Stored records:
--*--
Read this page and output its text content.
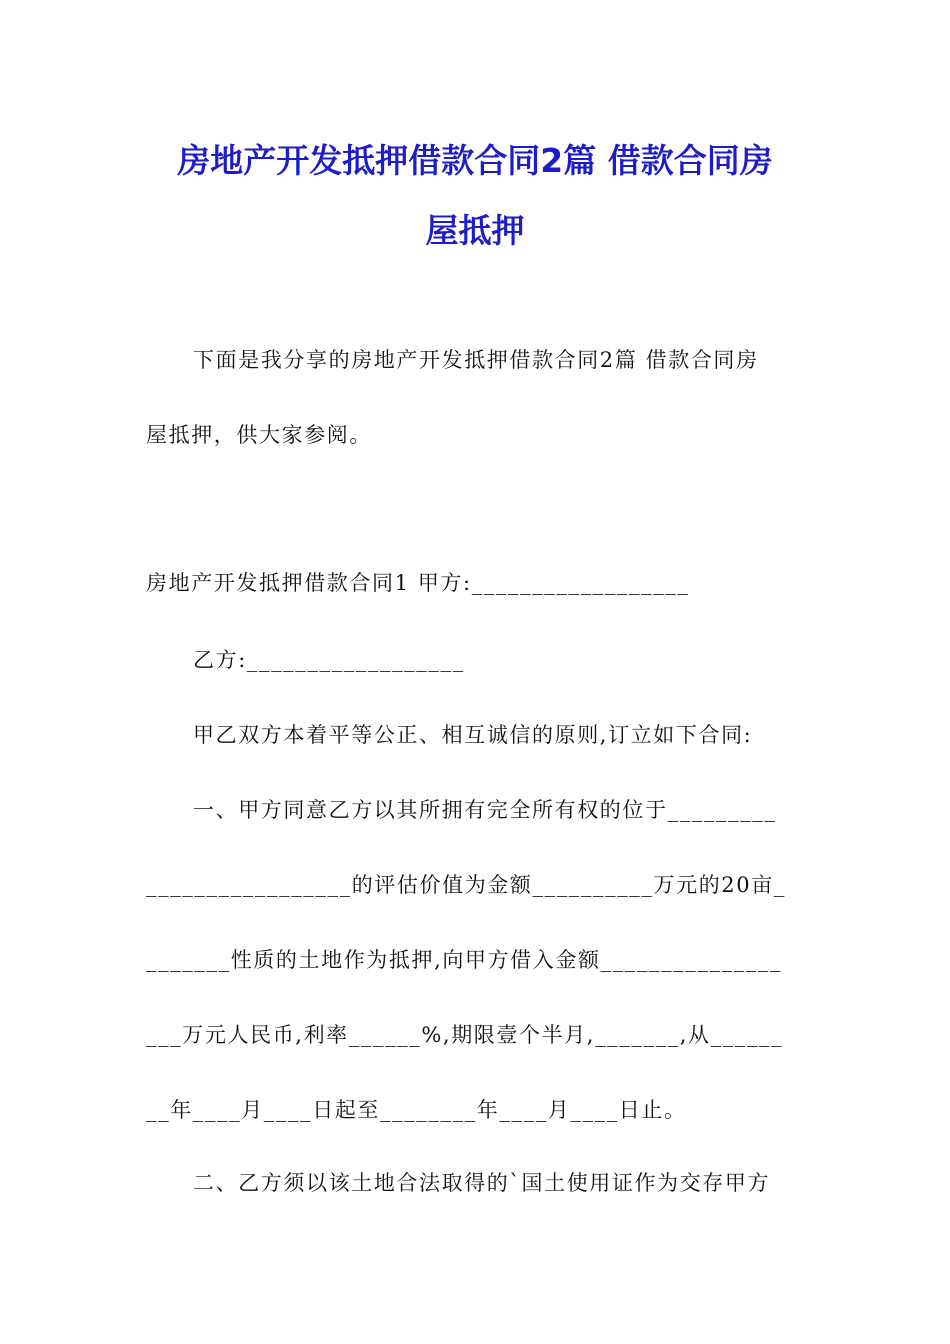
房地产开发抵押借款合同2篇 借款合同房
屋抵押
下面是我分享的房地产开发抵押借款合同2篇 借款合同房
屋抵押，供大家参阅。
房地产开发抵押借款合同1 甲方:__________________
乙方:__________________
甲乙双方本着平等公正、相互诚信的原则,订立如下合同:
一、甲方同意乙方以其所拥有完全所有权的位于_________
_________________的评估价值为金额__________万元的20亩_
_______性质的土地作为抵押,向甲方借入金额_______________
___万元人民币,利率______%,期限壹个半月,_______,从______
__年____月____日起至________年____月____日止。
二、乙方须以该土地合法取得的`国土使用证作为交存甲方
--*--
- [Given instruction] Count how many lines above contain the word "借款合同房". Reply with the number alone.

- [Problem solution] 2